» **Written task**
Exactly as they appear, output all of the entries.

» **Material for this task**

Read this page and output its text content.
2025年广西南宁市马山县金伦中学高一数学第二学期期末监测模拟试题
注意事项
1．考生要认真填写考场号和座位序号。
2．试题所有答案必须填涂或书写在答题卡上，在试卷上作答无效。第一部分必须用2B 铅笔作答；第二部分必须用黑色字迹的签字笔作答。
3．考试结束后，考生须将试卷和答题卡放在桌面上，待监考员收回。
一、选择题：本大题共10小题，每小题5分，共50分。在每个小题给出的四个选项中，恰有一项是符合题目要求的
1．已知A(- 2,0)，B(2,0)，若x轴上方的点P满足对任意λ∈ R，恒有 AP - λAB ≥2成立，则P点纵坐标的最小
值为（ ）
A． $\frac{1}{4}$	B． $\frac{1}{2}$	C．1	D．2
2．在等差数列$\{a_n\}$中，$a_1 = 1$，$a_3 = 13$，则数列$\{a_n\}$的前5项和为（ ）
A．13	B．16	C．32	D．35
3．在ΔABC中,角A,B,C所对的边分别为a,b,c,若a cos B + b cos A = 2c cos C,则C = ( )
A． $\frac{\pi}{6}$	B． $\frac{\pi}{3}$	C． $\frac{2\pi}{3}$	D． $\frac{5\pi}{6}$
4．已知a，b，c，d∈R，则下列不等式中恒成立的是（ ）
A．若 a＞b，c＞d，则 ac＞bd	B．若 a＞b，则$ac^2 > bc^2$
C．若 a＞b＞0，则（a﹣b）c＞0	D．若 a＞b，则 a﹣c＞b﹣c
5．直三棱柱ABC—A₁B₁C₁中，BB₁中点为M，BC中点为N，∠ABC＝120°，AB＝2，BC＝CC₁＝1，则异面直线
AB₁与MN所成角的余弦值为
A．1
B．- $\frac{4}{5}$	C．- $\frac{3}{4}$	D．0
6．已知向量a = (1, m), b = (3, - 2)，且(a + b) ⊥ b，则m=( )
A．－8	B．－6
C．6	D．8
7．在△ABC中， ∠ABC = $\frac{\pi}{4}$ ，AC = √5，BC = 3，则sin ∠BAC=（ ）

» **Completed task**
Read this page and output its text content.
2025年广西南宁市马山县金伦中学高一数学第二学期期末监测模拟试题
注意事项
1．考生要认真填写考场号和座位序号。
2．试题所有答案必须填涂或书写在答题卡上，在试卷上作答无效。第一部分必须用2B 铅笔作答；第二部分必须用黑色字迹的签字笔作答。
3．考试结束后，考生须将试卷和答题卡放在桌面上，待监考员收回。
一、选择题：本大题共10小题，每小题5分，共50分。在每个小题给出的四个选项中，恰有一项是符合题目要求的
1．已知A(- 2,0)，B(2,0)，若x轴上方的点P满足对任意λ∈ R，恒有 AP - λAB ≥2成立，则P点纵坐标的最小
值为（ ）
A． $\frac{1}{4}$	B． $\frac{1}{2}$	C．1	D．2
2．在等差数列$\{a_n\}$中，$a_1 = 1$，$a_3 = 13$，则数列$\{a_n\}$的前5项和为（ ）
A．13	B．16	C．32	D．35
3．在ΔABC中,角A,B,C所对的边分别为a,b,c,若a cos B + b cos A = 2c cos C,则C = ( )
A． $\frac{\pi}{6}$	B． $\frac{\pi}{3}$	C． $\frac{2\pi}{3}$	D． $\frac{5\pi}{6}$
4．已知a，b，c，d∈R，则下列不等式中恒成立的是（ ）
A．若 a＞b，c＞d，则 ac＞bd	B．若 a＞b，则$ac^2 > bc^2$
C．若 a＞b＞0，则（a﹣b）c＞0	D．若 a＞b，则 a﹣c＞b﹣c
5．直三棱柱ABC—A₁B₁C₁中，BB₁中点为M，BC中点为N，∠ABC＝120°，AB＝2，BC＝CC₁＝1，则异面直线
AB₁与MN所成角的余弦值为
A．1
B．- $\frac{4}{5}$	C．- $\frac{3}{4}$	D．0
6．已知向量a = (1, m), b = (3, - 2)，且(a + b) ⊥ b，则m=( )
A．－8	B．－6
C．6	D．8
7．在△ABC中， ∠ABC = $\frac{\pi}{4}$ ，AC = √5，BC = 3，则sin ∠BAC=（ ）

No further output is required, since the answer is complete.